# DATA EXCERPTS
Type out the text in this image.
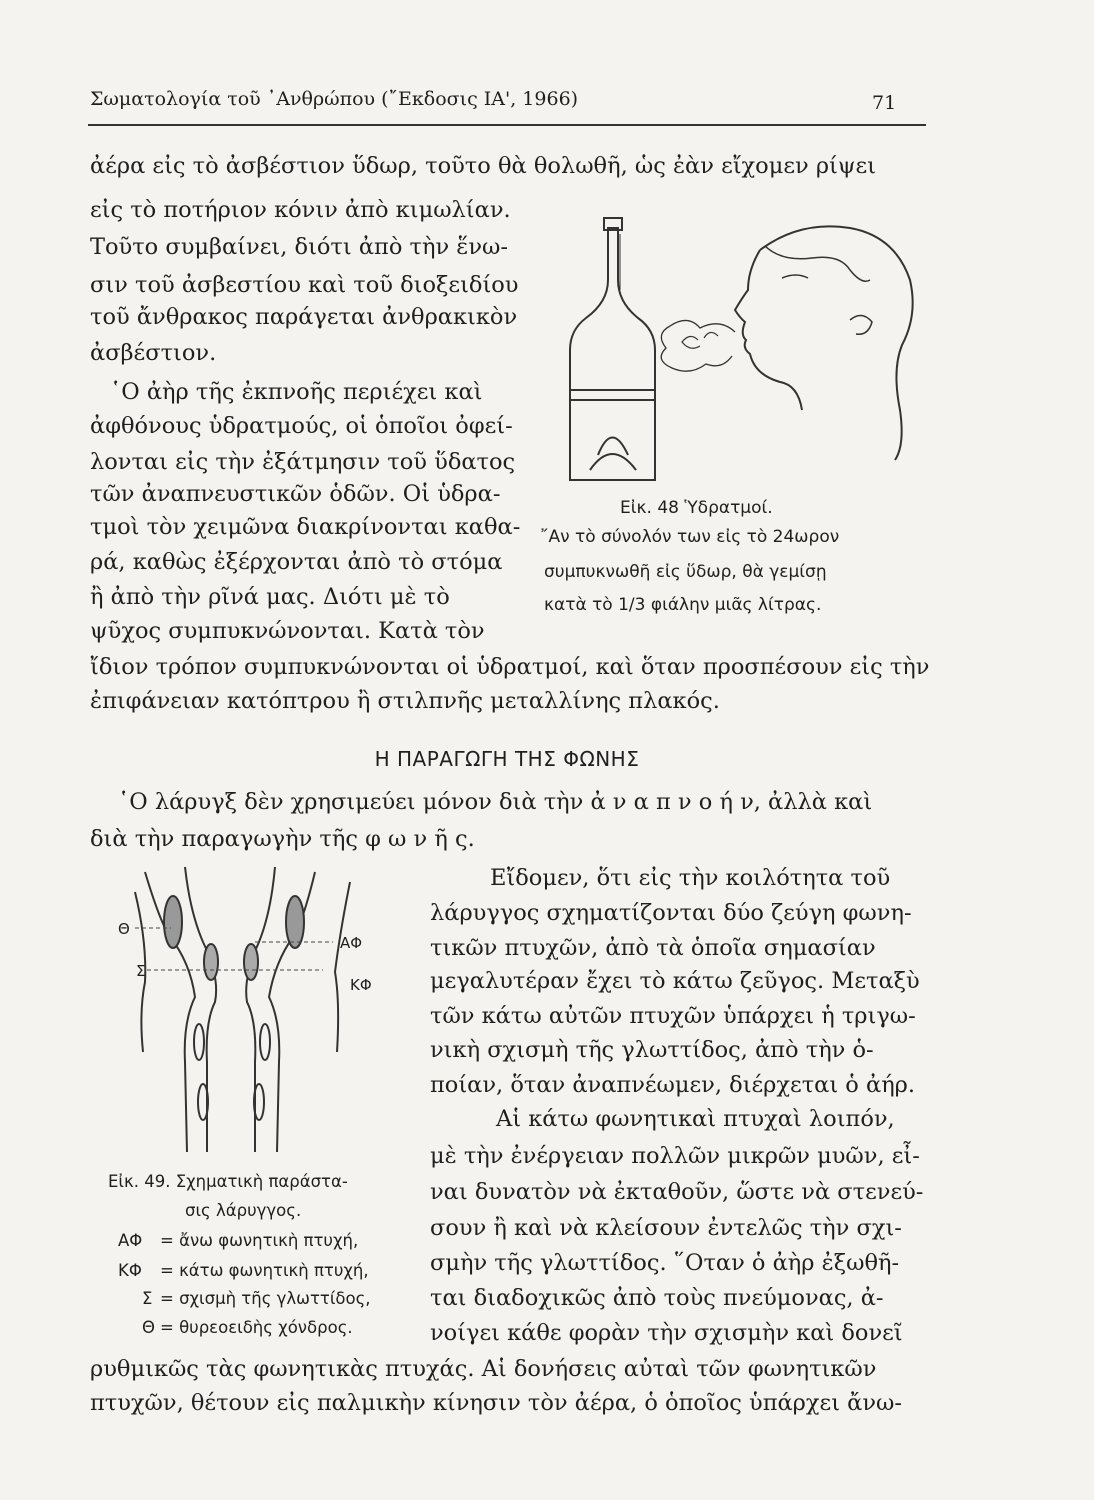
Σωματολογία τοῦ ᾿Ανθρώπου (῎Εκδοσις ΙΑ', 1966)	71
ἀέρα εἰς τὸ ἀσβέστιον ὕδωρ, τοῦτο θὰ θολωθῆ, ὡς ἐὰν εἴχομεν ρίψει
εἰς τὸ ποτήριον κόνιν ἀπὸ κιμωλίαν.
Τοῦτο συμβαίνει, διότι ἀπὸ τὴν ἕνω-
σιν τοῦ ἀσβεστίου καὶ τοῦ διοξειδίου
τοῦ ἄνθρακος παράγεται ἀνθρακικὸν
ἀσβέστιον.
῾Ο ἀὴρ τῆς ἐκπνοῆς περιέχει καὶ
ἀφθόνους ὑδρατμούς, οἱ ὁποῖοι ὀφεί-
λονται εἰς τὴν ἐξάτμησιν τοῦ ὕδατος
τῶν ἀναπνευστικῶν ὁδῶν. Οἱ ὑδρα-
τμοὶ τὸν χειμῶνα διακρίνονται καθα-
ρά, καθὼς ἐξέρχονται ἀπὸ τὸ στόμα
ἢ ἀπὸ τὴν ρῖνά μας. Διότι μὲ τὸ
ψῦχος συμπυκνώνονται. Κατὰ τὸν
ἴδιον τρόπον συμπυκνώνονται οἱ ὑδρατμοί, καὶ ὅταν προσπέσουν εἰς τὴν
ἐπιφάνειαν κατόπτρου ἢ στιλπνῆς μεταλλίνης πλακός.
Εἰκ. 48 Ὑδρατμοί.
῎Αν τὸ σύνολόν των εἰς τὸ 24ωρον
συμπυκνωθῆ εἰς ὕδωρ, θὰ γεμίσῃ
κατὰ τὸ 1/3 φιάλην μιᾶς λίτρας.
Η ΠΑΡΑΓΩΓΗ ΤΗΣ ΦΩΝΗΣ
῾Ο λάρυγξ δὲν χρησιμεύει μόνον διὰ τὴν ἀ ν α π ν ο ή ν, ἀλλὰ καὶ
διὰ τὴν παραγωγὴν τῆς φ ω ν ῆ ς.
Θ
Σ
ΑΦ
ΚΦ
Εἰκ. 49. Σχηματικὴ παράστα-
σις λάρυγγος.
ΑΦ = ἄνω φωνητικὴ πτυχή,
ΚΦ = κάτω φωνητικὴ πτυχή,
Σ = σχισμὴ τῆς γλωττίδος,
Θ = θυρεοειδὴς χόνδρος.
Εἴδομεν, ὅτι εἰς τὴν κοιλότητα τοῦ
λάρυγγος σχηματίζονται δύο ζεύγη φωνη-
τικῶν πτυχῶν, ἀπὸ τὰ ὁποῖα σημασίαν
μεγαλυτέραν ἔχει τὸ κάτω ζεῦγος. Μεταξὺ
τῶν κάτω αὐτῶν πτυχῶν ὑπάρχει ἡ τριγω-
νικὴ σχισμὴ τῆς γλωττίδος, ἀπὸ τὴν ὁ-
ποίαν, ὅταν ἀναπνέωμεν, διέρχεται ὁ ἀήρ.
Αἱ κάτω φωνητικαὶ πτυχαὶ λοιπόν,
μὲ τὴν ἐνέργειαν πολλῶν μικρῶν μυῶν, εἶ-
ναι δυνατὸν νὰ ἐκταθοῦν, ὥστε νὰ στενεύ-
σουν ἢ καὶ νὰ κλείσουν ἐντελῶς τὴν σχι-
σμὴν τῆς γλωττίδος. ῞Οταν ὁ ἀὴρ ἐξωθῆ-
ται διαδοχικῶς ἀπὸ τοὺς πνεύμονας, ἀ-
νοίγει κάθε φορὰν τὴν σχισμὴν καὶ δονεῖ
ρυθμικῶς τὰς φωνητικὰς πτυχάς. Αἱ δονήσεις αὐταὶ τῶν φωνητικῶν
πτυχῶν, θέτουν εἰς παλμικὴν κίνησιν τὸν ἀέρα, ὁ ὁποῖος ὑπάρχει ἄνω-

# TASK TO CARRY OUT
Repeat the records above verbatim, with no pictures in the result.

# COMPLETED EXERCISE
Type out the text in this image.
Σωματολογία τοῦ ᾿Ανθρώπου (῎Εκδοσις ΙΑ', 1966)	71
ἀέρα εἰς τὸ ἀσβέστιον ὕδωρ, τοῦτο θὰ θολωθῆ, ὡς ἐὰν εἴχομεν ρίψει
εἰς τὸ ποτήριον κόνιν ἀπὸ κιμωλίαν.
Τοῦτο συμβαίνει, διότι ἀπὸ τὴν ἕνω-
σιν τοῦ ἀσβεστίου καὶ τοῦ διοξειδίου
τοῦ ἄνθρακος παράγεται ἀνθρακικὸν
ἀσβέστιον.
῾Ο ἀὴρ τῆς ἐκπνοῆς περιέχει καὶ
ἀφθόνους ὑδρατμούς, οἱ ὁποῖοι ὀφεί-
λονται εἰς τὴν ἐξάτμησιν τοῦ ὕδατος
τῶν ἀναπνευστικῶν ὁδῶν. Οἱ ὑδρα-
τμοὶ τὸν χειμῶνα διακρίνονται καθα-
ρά, καθὼς ἐξέρχονται ἀπὸ τὸ στόμα
ἢ ἀπὸ τὴν ρῖνά μας. Διότι μὲ τὸ
ψῦχος συμπυκνώνονται. Κατὰ τὸν
ἴδιον τρόπον συμπυκνώνονται οἱ ὑδρατμοί, καὶ ὅταν προσπέσουν εἰς τὴν
ἐπιφάνειαν κατόπτρου ἢ στιλπνῆς μεταλλίνης πλακός.
Εἰκ. 48 Ὑδρατμοί.
῎Αν τὸ σύνολόν των εἰς τὸ 24ωρον
συμπυκνωθῆ εἰς ὕδωρ, θὰ γεμίσῃ
κατὰ τὸ 1/3 φιάλην μιᾶς λίτρας.
Η ΠΑΡΑΓΩΓΗ ΤΗΣ ΦΩΝΗΣ
῾Ο λάρυγξ δὲν χρησιμεύει μόνον διὰ τὴν ἀ ν α π ν ο ή ν, ἀλλὰ καὶ
διὰ τὴν παραγωγὴν τῆς φ ω ν ῆ ς.
Θ
Σ
ΑΦ
ΚΦ
Εἰκ. 49. Σχηματικὴ παράστα-
σις λάρυγγος.
ΑΦ = ἄνω φωνητικὴ πτυχή,
ΚΦ = κάτω φωνητικὴ πτυχή,
Σ = σχισμὴ τῆς γλωττίδος,
Θ = θυρεοειδὴς χόνδρος.
Εἴδομεν, ὅτι εἰς τὴν κοιλότητα τοῦ
λάρυγγος σχηματίζονται δύο ζεύγη φωνη-
τικῶν πτυχῶν, ἀπὸ τὰ ὁποῖα σημασίαν
μεγαλυτέραν ἔχει τὸ κάτω ζεῦγος. Μεταξὺ
τῶν κάτω αὐτῶν πτυχῶν ὑπάρχει ἡ τριγω-
νικὴ σχισμὴ τῆς γλωττίδος, ἀπὸ τὴν ὁ-
ποίαν, ὅταν ἀναπνέωμεν, διέρχεται ὁ ἀήρ.
Αἱ κάτω φωνητικαὶ πτυχαὶ λοιπόν,
μὲ τὴν ἐνέργειαν πολλῶν μικρῶν μυῶν, εἶ-
ναι δυνατὸν νὰ ἐκταθοῦν, ὥστε νὰ στενεύ-
σουν ἢ καὶ νὰ κλείσουν ἐντελῶς τὴν σχι-
σμὴν τῆς γλωττίδος. ῞Οταν ὁ ἀὴρ ἐξωθῆ-
ται διαδοχικῶς ἀπὸ τοὺς πνεύμονας, ἀ-
νοίγει κάθε φορὰν τὴν σχισμὴν καὶ δονεῖ
ρυθμικῶς τὰς φωνητικὰς πτυχάς. Αἱ δονήσεις αὐταὶ τῶν φωνητικῶν
πτυχῶν, θέτουν εἰς παλμικὴν κίνησιν τὸν ἀέρα, ὁ ὁποῖος ὑπάρχει ἄνω-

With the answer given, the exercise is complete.